┌─ Data records
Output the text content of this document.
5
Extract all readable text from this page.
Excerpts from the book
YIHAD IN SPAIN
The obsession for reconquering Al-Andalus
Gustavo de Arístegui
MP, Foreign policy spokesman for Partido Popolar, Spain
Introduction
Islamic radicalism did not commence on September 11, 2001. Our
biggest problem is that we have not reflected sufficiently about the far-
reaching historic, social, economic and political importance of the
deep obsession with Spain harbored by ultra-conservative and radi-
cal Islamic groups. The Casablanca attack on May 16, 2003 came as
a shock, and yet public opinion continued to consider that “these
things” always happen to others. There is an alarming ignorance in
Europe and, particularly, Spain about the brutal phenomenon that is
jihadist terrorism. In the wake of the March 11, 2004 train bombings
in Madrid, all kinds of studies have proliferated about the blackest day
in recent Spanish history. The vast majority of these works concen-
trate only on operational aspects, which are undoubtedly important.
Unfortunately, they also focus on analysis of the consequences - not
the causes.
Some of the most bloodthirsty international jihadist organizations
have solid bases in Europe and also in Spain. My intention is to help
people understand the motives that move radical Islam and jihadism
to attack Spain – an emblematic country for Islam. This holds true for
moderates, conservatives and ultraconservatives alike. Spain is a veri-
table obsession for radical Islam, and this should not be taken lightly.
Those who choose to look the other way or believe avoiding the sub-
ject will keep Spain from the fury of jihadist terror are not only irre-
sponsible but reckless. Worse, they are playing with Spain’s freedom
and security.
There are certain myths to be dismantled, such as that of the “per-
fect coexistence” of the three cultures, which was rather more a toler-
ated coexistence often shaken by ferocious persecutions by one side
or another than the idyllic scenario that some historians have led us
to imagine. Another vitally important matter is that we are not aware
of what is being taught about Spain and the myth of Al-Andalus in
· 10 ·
└─
Retype all of the material, keeping each line exact.

Output the text content of this document.
5
Extract all readable text from this page.
Excerpts from the book
YIHAD IN SPAIN
The obsession for reconquering Al-Andalus
Gustavo de Arístegui
MP, Foreign policy spokesman for Partido Popolar, Spain
Introduction
Islamic radicalism did not commence on September 11, 2001. Our
biggest problem is that we have not reflected sufficiently about the far-
reaching historic, social, economic and political importance of the
deep obsession with Spain harbored by ultra-conservative and radi-
cal Islamic groups. The Casablanca attack on May 16, 2003 came as
a shock, and yet public opinion continued to consider that “these
things” always happen to others. There is an alarming ignorance in
Europe and, particularly, Spain about the brutal phenomenon that is
jihadist terrorism. In the wake of the March 11, 2004 train bombings
in Madrid, all kinds of studies have proliferated about the blackest day
in recent Spanish history. The vast majority of these works concen-
trate only on operational aspects, which are undoubtedly important.
Unfortunately, they also focus on analysis of the consequences - not
the causes.
Some of the most bloodthirsty international jihadist organizations
have solid bases in Europe and also in Spain. My intention is to help
people understand the motives that move radical Islam and jihadism
to attack Spain – an emblematic country for Islam. This holds true for
moderates, conservatives and ultraconservatives alike. Spain is a veri-
table obsession for radical Islam, and this should not be taken lightly.
Those who choose to look the other way or believe avoiding the sub-
ject will keep Spain from the fury of jihadist terror are not only irre-
sponsible but reckless. Worse, they are playing with Spain’s freedom
and security.
There are certain myths to be dismantled, such as that of the “per-
fect coexistence” of the three cultures, which was rather more a toler-
ated coexistence often shaken by ferocious persecutions by one side
or another than the idyllic scenario that some historians have led us
to imagine. Another vitally important matter is that we are not aware
of what is being taught about Spain and the myth of Al-Andalus in
· 10 ·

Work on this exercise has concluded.